# start of Given entries

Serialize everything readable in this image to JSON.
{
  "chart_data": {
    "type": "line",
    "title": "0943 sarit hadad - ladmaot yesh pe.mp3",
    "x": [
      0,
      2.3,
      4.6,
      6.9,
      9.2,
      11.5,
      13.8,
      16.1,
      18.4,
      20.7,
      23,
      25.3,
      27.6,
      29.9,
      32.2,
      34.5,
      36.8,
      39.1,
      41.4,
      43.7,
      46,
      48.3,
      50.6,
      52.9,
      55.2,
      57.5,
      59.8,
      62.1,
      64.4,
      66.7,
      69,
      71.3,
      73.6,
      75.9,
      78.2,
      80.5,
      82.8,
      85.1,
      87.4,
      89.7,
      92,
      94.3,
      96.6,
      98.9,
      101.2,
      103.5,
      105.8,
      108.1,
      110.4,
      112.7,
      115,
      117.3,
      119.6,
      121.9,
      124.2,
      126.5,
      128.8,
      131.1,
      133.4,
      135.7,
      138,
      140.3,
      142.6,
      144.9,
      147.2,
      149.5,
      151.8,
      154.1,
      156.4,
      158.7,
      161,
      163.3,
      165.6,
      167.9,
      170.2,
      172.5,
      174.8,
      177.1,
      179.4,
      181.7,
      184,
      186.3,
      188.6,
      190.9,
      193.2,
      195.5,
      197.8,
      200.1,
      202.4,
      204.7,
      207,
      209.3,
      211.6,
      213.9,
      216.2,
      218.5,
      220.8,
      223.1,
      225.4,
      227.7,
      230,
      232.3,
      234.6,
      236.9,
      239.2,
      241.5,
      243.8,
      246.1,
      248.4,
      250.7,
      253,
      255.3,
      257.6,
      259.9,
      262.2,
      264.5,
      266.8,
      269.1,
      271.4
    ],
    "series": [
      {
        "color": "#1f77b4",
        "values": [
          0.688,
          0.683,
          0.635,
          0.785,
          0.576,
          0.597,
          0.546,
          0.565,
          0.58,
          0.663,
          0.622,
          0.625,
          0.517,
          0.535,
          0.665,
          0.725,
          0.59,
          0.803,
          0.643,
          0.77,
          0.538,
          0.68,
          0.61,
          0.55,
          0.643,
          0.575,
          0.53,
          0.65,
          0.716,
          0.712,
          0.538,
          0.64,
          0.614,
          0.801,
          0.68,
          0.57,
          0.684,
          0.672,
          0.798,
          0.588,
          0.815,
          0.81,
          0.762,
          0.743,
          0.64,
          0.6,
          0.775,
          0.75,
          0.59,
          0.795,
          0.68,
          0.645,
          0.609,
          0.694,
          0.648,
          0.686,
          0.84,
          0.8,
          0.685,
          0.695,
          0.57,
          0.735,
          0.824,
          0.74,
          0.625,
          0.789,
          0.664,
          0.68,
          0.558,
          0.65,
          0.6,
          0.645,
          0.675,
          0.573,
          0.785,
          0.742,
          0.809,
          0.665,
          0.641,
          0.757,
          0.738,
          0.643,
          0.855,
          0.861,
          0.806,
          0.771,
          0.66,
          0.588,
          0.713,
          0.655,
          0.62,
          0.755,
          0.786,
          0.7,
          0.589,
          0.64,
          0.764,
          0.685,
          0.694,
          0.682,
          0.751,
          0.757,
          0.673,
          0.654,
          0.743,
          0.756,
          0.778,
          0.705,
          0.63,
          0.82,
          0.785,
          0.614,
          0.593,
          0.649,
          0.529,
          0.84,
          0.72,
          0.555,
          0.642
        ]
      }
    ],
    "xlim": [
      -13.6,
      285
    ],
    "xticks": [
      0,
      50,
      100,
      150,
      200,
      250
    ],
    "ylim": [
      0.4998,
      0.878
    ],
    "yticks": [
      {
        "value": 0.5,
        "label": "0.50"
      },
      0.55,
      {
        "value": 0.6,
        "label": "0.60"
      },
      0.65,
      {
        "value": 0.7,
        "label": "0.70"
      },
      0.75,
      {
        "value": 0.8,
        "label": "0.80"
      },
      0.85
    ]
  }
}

# end of Given entries

## Given instruction
Pull out each line containing the word "label" and copy it.

## Full answer
        "label": "0.50"
        "label": "0.60"
        "label": "0.70"
        "label": "0.80"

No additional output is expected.